● GIVEN TEXT:

■ ■ ■ ■ ■ ■ ■

For this, the thesaurus has been indexed in an ElasticSearch instance.¹⁰ ElasticSearch is a search engine that indexes documents for search and retrieval. In our case, thesaurus concepts are indexed as documents, with preferred and alternative labels as document fields. The concept schemes (facets or “axes” in the GTAA) are represented as different ElasticSearch indices which allows for fast search for term matches across and within a concept scheme. When searching for concepts matching a candidate term, ElasticSearch will respond with candidate matches and a score indicating the quality of the match between candidate term and the document.¹¹ In our algorithm, we employ a threshold on this score, resulting in an additional parameter. In this final step, the different categories of candidate terms are matched to a specific concept scheme. Specifically, PERSONs are matched to the “Persoonsnamen” (Person names) concept scheme in the GTAA thesaurus; both the subject terms and MISC terms are mapped to the “Onderwerpen” (Subject) concept scheme; PLACEs are mapped to “Geografische Namen” (Geographical Names); ORGANIZATIONs are mapped to the “Namen” concept scheme, which includes names for organizations.

■ ■ ■ ■ ■ ■ ■

● GIVEN ENTRIES:
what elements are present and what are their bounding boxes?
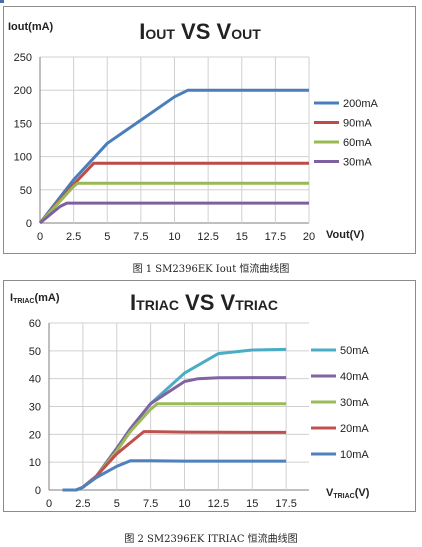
chart-2-ytick-label: 0 [35,485,41,497]
chart-2-xtick-label: 7.5 [143,498,158,510]
chart-2-xtick-label: 15 [246,498,258,510]
chart-2-caption: 图 2 SM2396EK ITRIAC 恒流曲线图 [124,534,298,545]
chart-2-xtick-label: 12.5 [208,498,229,510]
chart-1-xtick-label: 7.5 [133,231,148,243]
chart-2-ytick-label: 40 [29,374,41,386]
chart-1-ytick-label: 50 [20,185,32,197]
chart-1-frame: 0 50 100 150 200 250 0 2.5 5 7.5 10 12.5 15 17.5 20 200… [3,6,416,254]
chart-1-ytick-label: 0 [26,218,32,230]
chart-1-xtick-label: 0 [37,231,43,243]
chart-1-xlabel: Vout(V) [326,229,365,241]
chart-1-xtick-label: 5 [104,231,110,243]
chart-1-series-line-30mA [39,201,309,225]
chart-2-legend-label: 10mA [340,449,369,461]
chart-1-series-line-90mA [38,161,309,224]
chart-1-ylabel: Iout(mA) [8,21,54,33]
chart-1-ytick-label: 100 [14,152,32,164]
chart-2-title: ITRIAC VS VTRIAC [130,290,278,315]
chart-2-legend-label: 40mA [340,371,369,383]
chart-1-caption: 图 1 SM2396EK Iout 恒流曲线图 [132,264,290,275]
chart-2-series-line-10mA [62,459,287,492]
chart-2-ytick-label: 20 [29,429,41,441]
chart-2-xtick-label: 10 [178,498,190,510]
chart-2-ylabel: ITRIAC(mA) [10,292,60,305]
chart-2-legend-label: 30mA [340,397,369,409]
chart-2-frame: 0 10 20 30 40 50 60 0 2.5 5 7.5 10 12.5 15 17.5 50mA 40m… [3,280,416,512]
chart-1-xtick-label: 20 [303,231,315,243]
chart-1-legend-label: 60mA [343,137,372,149]
chart-2-ytick-label: 30 [29,402,41,414]
chart-1-xtick-label: 2.5 [66,231,81,243]
chart-1-title: IOUT VS VOUT [139,19,261,44]
chart-2-ytick-label: 50 [29,346,41,358]
chart-2-xtick-label: 5 [114,498,120,510]
chart-1-ytick-label: 250 [14,52,32,64]
corner-mark [0,0,4,3]
chart-1-xtick-label: 17.5 [265,231,286,243]
chart-2-xtick-label: 2.5 [75,498,90,510]
chart-1-legend-label: 30mA [343,157,372,169]
chart-1-svg: 0 50 100 150 200 250 0 2.5 5 7.5 10 12.5 15 17.5 20 200… [8,19,379,243]
chart-2-xtick-label: 17.5 [275,498,296,510]
chart-1-xtick-label: 12.5 [197,231,218,243]
chart-1-ytick-label: 200 [14,85,32,97]
chart-1-ytick-label: 150 [14,118,32,130]
chart-1-series-line-60mA [38,181,309,225]
chart-2-xlabel: VTRIAC(V) [326,487,370,500]
chart-1-series-line-200mA [38,88,309,224]
chart-2-xtick-label: 0 [46,498,52,510]
chart-1-legend-label: 90mA [343,118,372,130]
chart-2-legend-label: 20mA [340,423,369,435]
chart-1-xtick-label: 15 [236,231,248,243]
chart-1-xtick-label: 10 [168,231,180,243]
chart-1-legend-label: 200mA [343,98,379,110]
chart-2-ytick-label: 60 [29,318,41,330]
chart-2-legend-label: 50mA [340,345,369,357]
chart-2-ytick-label: 10 [29,457,41,469]
chart-2-svg: 0 10 20 30 40 50 60 0 2.5 5 7.5 10 12.5 15 17.5 50mA 40m… [10,290,370,510]
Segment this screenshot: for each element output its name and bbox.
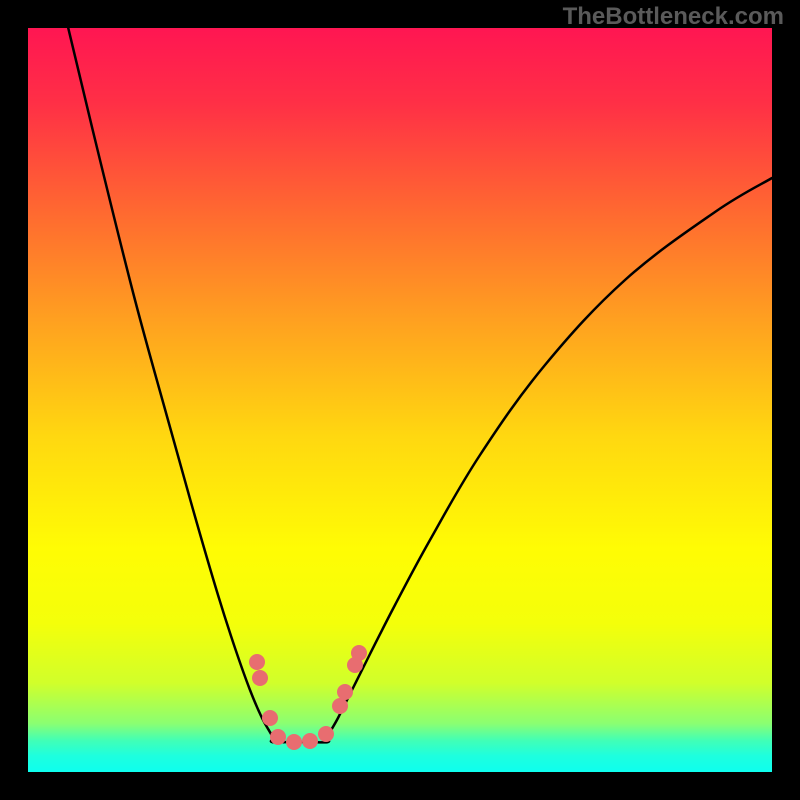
- marker-dot: [270, 729, 286, 745]
- marker-dot: [337, 684, 353, 700]
- marker-dot: [252, 670, 268, 686]
- plot-area: [28, 28, 772, 772]
- bottleneck-curve: [68, 28, 772, 742]
- marker-group: [249, 645, 367, 750]
- marker-dot: [249, 654, 265, 670]
- chart-frame: TheBottleneck.com: [0, 0, 800, 800]
- marker-dot: [332, 698, 348, 714]
- marker-dot: [302, 733, 318, 749]
- marker-dot: [351, 645, 367, 661]
- marker-dot: [318, 726, 334, 742]
- marker-dot: [262, 710, 278, 726]
- watermark-text: TheBottleneck.com: [563, 3, 784, 31]
- marker-dot: [286, 734, 302, 750]
- curve-layer: [28, 28, 772, 772]
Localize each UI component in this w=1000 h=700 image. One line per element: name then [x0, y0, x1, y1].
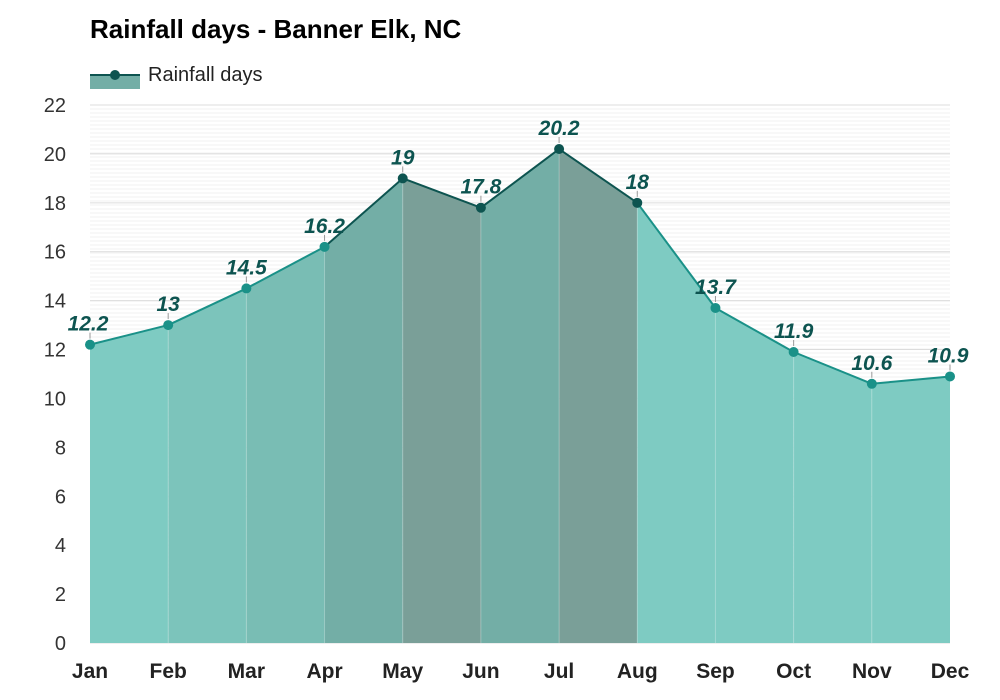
y-tick-label: 12 — [44, 340, 66, 362]
y-tick-label: 8 — [55, 437, 66, 459]
data-label: 11.9 — [774, 320, 814, 343]
y-tick-label: 22 — [44, 95, 66, 117]
chart-title: Rainfall days - Banner Elk, NC — [90, 14, 462, 44]
area-segment — [90, 325, 169, 643]
series-line — [636, 202, 717, 309]
legend-label: Rainfall days — [148, 63, 263, 86]
data-point — [788, 346, 799, 357]
data-label: 13 — [157, 293, 181, 316]
x-tick-label: Sep — [696, 660, 735, 683]
data-point — [632, 197, 643, 208]
y-tick-label: 2 — [55, 584, 66, 606]
data-label: 17.8 — [460, 176, 501, 199]
data-label: 10.6 — [851, 352, 892, 375]
series-line — [480, 148, 560, 209]
y-tick-label: 6 — [55, 486, 66, 508]
data-point — [554, 144, 565, 155]
x-tick-label: Jul — [544, 660, 574, 683]
area-segment — [559, 149, 638, 643]
data-label: 19 — [391, 146, 415, 169]
y-tick-label: 10 — [44, 388, 66, 410]
area-segment — [793, 351, 872, 643]
area-segment — [715, 307, 794, 643]
y-tick-label: 20 — [44, 144, 66, 166]
data-point — [319, 241, 330, 252]
data-point — [945, 371, 955, 382]
y-tick-label: 18 — [44, 193, 66, 215]
x-tick-label: Jan — [72, 660, 108, 683]
data-label: 18 — [626, 171, 650, 194]
series-line — [402, 177, 482, 209]
area-segment — [480, 149, 560, 643]
data-label: 20.2 — [538, 117, 580, 140]
series-line — [245, 245, 326, 290]
data-point — [475, 202, 486, 213]
series-line — [714, 307, 795, 353]
y-tick-label: 14 — [44, 291, 66, 313]
x-tick-label: May — [382, 660, 423, 683]
area-segment — [871, 376, 950, 643]
area-segment — [637, 202, 716, 643]
area-segment — [168, 288, 247, 643]
data-point — [866, 378, 877, 389]
series-line — [323, 177, 404, 248]
data-label: 13.7 — [695, 276, 737, 299]
x-tick-label: Aug — [617, 660, 658, 683]
data-point — [85, 339, 95, 350]
data-label: 14.5 — [226, 256, 267, 279]
area-segment — [324, 178, 403, 643]
legend[interactable]: Rainfall days — [90, 60, 263, 90]
data-point — [710, 302, 721, 313]
data-label: 12.2 — [68, 313, 109, 336]
x-tick-label: Nov — [852, 660, 892, 683]
y-tick-label: 16 — [44, 242, 66, 264]
data-label: 16.2 — [304, 215, 345, 238]
y-tick-label: 0 — [55, 633, 66, 655]
x-tick-label: Apr — [306, 660, 342, 683]
y-tick-label: 4 — [55, 535, 66, 557]
x-tick-label: Dec — [931, 660, 970, 683]
area-segment — [246, 246, 325, 643]
x-tick-label: Mar — [228, 660, 265, 683]
legend-swatch-icon — [90, 61, 140, 89]
series-line — [89, 324, 169, 346]
series-line — [167, 287, 247, 326]
x-tick-label: Feb — [150, 660, 187, 683]
data-point — [241, 283, 252, 294]
area-segment — [402, 178, 481, 643]
series-line — [871, 375, 951, 385]
data-point — [397, 173, 408, 184]
series-line — [793, 351, 873, 385]
data-label: 10.9 — [928, 344, 969, 367]
series-line — [558, 148, 638, 204]
x-tick-label: Jun — [462, 660, 499, 683]
x-tick-label: Oct — [776, 660, 811, 683]
data-point — [163, 320, 174, 331]
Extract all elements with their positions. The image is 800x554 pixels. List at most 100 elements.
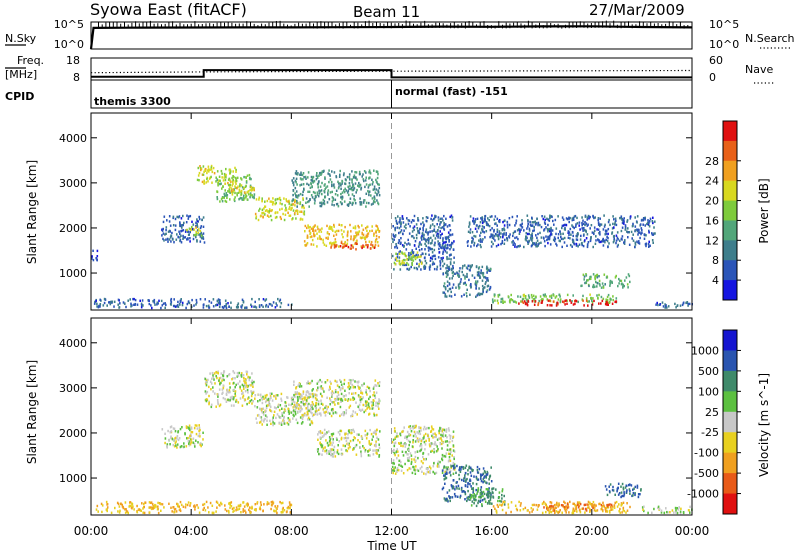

■ ■ ■ ■ ■ ■ ■

● WHAT YOU NEED TO DO:
• a. From the records above, return the stretch from the line containing "- marker-dot: [270, 729, 286, 745]" through the line containing "Localize each UI", copying each line verbatim.
• b. Resume the passage on matching candidate terms to thesaurus concepts in ElasticSearch, continuing right after its last sentence.

● ANSWER SET:
• a.
- marker-dot: [270, 729, 286, 745]
- marker-dot: [337, 684, 353, 700]
- marker-dot: [252, 670, 268, 686]
- plot-area: [28, 28, 772, 772]
- bottleneck-curve: [68, 28, 772, 742]
- marker-group: [249, 645, 367, 750]
- marker-dot: [249, 654, 265, 670]
- chart-frame: TheBottleneck.com: [0, 0, 800, 800]
- marker-dot: [332, 698, 348, 714]
- marker-dot: [302, 733, 318, 749]
- marker-dot: [351, 645, 367, 661]
- marker-dot: [318, 726, 334, 742]
- marker-dot: [262, 710, 278, 726]
- watermark-text: TheBottleneck.com: [563, 3, 784, 31]
- marker-dot: [286, 734, 302, 750]
- curve-layer: [28, 28, 772, 772]
Localize each UI component in this w=1000 h=700 image. One line per element: name then [x0, y0, x1, y1].

• b.
3.4 Parameters

The algorithm parameters are shown in Table 1. This table shows the parameter name, the default value and the description. All default values can be overridden in the HTTP POST request. These default values were determined in pilot experiments (Sect. 4.1) and the experiment described in Sect. 4.2 was used to determine optimal values for a number of these parameters for a specific task.

Table 1 Parameters and default values for the service

4 Experiments

4.1 Pilot experiments

We performed a number of pilot experiments to fine-tune the setup of the main experiment. In one of these pilot experiments, we compared the output of an earlier version of the algorithm to a gold-standard of existing manual annotations (see Sect. 2.1). The results showed that although there was some overlap,¹² comparing to this gold standard was not deemed by the experts to be an informative evaluation, since many “false positives” identified by the algorithm were identified to be interesting nonetheless. Therefore, in subsequent experiments, we presented the extracted terms to domain experts for evaluation. In this way, only precision of the suggested terms can be determined (no “recall”). This pilot also suggested that the correctness of suggested terms should be determined on a scale rather than correct or incorrect.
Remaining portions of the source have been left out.